__Your goal__: Find every line containing the word "title" and report the count, nothing more.

[Figure data in JSON]
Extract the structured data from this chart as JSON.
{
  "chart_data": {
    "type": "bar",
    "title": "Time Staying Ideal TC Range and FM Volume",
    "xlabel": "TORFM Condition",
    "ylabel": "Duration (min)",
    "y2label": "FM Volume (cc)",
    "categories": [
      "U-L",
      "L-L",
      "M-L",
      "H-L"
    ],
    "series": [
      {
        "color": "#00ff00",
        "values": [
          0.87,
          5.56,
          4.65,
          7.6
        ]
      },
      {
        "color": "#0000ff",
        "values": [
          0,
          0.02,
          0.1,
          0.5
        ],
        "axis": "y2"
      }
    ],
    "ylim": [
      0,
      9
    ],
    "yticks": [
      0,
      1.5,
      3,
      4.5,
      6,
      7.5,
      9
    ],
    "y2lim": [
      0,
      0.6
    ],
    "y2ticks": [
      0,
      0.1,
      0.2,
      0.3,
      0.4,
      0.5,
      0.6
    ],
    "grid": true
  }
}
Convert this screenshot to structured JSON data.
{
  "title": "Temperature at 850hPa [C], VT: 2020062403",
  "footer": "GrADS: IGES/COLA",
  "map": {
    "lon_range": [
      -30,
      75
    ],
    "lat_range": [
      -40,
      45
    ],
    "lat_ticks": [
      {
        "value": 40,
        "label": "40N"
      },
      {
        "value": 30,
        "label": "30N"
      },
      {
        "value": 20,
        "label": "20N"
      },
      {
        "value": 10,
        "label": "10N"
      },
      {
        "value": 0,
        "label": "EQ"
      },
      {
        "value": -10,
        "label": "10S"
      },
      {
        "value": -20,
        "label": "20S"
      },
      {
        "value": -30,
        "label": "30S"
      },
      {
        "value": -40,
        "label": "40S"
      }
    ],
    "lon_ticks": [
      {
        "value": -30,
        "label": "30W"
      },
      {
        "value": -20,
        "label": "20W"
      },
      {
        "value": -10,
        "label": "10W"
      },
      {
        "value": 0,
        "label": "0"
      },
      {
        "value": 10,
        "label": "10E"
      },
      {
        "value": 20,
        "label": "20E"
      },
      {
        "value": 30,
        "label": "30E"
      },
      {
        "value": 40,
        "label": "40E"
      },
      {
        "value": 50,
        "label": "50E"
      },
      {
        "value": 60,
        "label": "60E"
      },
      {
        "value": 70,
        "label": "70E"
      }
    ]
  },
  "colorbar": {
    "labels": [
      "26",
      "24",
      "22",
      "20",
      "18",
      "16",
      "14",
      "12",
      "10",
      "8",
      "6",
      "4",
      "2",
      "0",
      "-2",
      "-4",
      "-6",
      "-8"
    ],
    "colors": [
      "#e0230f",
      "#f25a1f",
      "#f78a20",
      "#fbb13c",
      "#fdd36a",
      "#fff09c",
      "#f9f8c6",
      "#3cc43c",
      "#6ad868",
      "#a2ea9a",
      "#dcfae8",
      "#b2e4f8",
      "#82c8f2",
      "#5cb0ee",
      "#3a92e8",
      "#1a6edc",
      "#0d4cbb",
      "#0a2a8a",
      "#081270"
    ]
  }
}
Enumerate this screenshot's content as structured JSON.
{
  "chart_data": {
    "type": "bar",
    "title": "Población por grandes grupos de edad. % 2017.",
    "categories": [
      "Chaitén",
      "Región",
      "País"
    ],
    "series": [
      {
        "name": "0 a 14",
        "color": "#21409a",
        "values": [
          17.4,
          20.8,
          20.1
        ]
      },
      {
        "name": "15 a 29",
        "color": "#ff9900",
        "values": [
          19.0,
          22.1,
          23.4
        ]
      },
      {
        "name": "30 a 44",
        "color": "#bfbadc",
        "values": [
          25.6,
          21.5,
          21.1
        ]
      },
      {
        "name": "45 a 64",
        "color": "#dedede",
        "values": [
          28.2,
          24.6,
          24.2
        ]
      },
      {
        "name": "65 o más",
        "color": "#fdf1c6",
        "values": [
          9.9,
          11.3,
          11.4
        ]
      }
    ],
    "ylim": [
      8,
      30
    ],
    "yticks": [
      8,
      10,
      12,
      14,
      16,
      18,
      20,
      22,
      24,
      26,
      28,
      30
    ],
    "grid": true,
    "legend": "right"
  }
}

__Answer to this task__: 3